-- start --

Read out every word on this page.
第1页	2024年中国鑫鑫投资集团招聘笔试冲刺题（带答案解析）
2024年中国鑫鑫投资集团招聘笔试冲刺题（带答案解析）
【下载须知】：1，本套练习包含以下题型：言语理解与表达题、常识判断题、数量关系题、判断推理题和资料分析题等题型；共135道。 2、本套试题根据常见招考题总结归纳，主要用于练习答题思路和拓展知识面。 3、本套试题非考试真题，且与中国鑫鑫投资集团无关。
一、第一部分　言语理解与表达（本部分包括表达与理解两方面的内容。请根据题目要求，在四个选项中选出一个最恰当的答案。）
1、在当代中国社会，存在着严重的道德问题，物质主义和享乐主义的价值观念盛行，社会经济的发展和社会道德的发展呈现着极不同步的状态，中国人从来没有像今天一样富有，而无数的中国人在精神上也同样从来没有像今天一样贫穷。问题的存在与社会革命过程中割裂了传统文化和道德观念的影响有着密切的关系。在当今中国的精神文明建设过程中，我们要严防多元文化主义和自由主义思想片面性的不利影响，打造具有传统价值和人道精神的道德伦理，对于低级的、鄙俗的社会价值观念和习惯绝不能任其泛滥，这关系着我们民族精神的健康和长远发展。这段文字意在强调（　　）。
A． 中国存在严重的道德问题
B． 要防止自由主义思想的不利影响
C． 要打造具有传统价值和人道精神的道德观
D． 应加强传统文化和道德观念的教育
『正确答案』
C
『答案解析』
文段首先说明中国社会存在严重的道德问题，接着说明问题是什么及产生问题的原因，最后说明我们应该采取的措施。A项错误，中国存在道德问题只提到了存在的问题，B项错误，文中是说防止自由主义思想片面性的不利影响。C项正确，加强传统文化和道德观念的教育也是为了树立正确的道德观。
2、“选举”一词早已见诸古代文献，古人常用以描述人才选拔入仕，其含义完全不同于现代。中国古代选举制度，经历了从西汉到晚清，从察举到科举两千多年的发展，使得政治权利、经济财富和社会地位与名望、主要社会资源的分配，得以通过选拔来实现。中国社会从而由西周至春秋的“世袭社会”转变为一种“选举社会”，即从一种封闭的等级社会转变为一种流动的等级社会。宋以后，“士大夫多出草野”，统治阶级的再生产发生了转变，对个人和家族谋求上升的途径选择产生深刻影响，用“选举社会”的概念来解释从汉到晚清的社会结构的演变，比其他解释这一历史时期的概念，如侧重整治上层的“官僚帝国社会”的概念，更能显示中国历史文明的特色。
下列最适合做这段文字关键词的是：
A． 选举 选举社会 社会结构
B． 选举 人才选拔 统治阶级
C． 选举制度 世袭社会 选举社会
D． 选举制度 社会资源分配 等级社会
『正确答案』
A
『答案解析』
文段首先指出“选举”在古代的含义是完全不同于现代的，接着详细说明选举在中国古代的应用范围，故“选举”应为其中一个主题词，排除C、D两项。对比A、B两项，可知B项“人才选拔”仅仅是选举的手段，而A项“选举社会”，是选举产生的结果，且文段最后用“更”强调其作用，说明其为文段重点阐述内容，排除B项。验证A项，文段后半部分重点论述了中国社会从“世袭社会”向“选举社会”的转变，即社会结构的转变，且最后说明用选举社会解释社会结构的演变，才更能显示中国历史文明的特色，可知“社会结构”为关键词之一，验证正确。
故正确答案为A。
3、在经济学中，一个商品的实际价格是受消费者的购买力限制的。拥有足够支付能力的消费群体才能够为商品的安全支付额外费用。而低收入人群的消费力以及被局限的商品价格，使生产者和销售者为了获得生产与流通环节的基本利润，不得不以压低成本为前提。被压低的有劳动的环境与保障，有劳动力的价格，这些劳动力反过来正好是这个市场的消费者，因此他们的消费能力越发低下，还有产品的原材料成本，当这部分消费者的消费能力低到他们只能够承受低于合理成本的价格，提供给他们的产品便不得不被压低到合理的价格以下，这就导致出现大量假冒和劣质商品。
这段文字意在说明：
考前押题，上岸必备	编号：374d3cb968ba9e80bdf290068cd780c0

-- end --

Exercise objective: Transcribe the whole listing with nothing added or left out.

The completed task:
Read out every word on this page.
第1页	2024年中国鑫鑫投资集团招聘笔试冲刺题（带答案解析）
2024年中国鑫鑫投资集团招聘笔试冲刺题（带答案解析）
【下载须知】：1，本套练习包含以下题型：言语理解与表达题、常识判断题、数量关系题、判断推理题和资料分析题等题型；共135道。 2、本套试题根据常见招考题总结归纳，主要用于练习答题思路和拓展知识面。 3、本套试题非考试真题，且与中国鑫鑫投资集团无关。
一、第一部分　言语理解与表达（本部分包括表达与理解两方面的内容。请根据题目要求，在四个选项中选出一个最恰当的答案。）
1、在当代中国社会，存在着严重的道德问题，物质主义和享乐主义的价值观念盛行，社会经济的发展和社会道德的发展呈现着极不同步的状态，中国人从来没有像今天一样富有，而无数的中国人在精神上也同样从来没有像今天一样贫穷。问题的存在与社会革命过程中割裂了传统文化和道德观念的影响有着密切的关系。在当今中国的精神文明建设过程中，我们要严防多元文化主义和自由主义思想片面性的不利影响，打造具有传统价值和人道精神的道德伦理，对于低级的、鄙俗的社会价值观念和习惯绝不能任其泛滥，这关系着我们民族精神的健康和长远发展。这段文字意在强调（　　）。
A． 中国存在严重的道德问题
B． 要防止自由主义思想的不利影响
C． 要打造具有传统价值和人道精神的道德观
D． 应加强传统文化和道德观念的教育
『正确答案』
C
『答案解析』
文段首先说明中国社会存在严重的道德问题，接着说明问题是什么及产生问题的原因，最后说明我们应该采取的措施。A项错误，中国存在道德问题只提到了存在的问题，B项错误，文中是说防止自由主义思想片面性的不利影响。C项正确，加强传统文化和道德观念的教育也是为了树立正确的道德观。
2、“选举”一词早已见诸古代文献，古人常用以描述人才选拔入仕，其含义完全不同于现代。中国古代选举制度，经历了从西汉到晚清，从察举到科举两千多年的发展，使得政治权利、经济财富和社会地位与名望、主要社会资源的分配，得以通过选拔来实现。中国社会从而由西周至春秋的“世袭社会”转变为一种“选举社会”，即从一种封闭的等级社会转变为一种流动的等级社会。宋以后，“士大夫多出草野”，统治阶级的再生产发生了转变，对个人和家族谋求上升的途径选择产生深刻影响，用“选举社会”的概念来解释从汉到晚清的社会结构的演变，比其他解释这一历史时期的概念，如侧重整治上层的“官僚帝国社会”的概念，更能显示中国历史文明的特色。
下列最适合做这段文字关键词的是：
A． 选举 选举社会 社会结构
B． 选举 人才选拔 统治阶级
C． 选举制度 世袭社会 选举社会
D． 选举制度 社会资源分配 等级社会
『正确答案』
A
『答案解析』
文段首先指出“选举”在古代的含义是完全不同于现代的，接着详细说明选举在中国古代的应用范围，故“选举”应为其中一个主题词，排除C、D两项。对比A、B两项，可知B项“人才选拔”仅仅是选举的手段，而A项“选举社会”，是选举产生的结果，且文段最后用“更”强调其作用，说明其为文段重点阐述内容，排除B项。验证A项，文段后半部分重点论述了中国社会从“世袭社会”向“选举社会”的转变，即社会结构的转变，且最后说明用选举社会解释社会结构的演变，才更能显示中国历史文明的特色，可知“社会结构”为关键词之一，验证正确。
故正确答案为A。
3、在经济学中，一个商品的实际价格是受消费者的购买力限制的。拥有足够支付能力的消费群体才能够为商品的安全支付额外费用。而低收入人群的消费力以及被局限的商品价格，使生产者和销售者为了获得生产与流通环节的基本利润，不得不以压低成本为前提。被压低的有劳动的环境与保障，有劳动力的价格，这些劳动力反过来正好是这个市场的消费者，因此他们的消费能力越发低下，还有产品的原材料成本，当这部分消费者的消费能力低到他们只能够承受低于合理成本的价格，提供给他们的产品便不得不被压低到合理的价格以下，这就导致出现大量假冒和劣质商品。
这段文字意在说明：
考前押题，上岸必备	编号：374d3cb968ba9e80bdf290068cd780c0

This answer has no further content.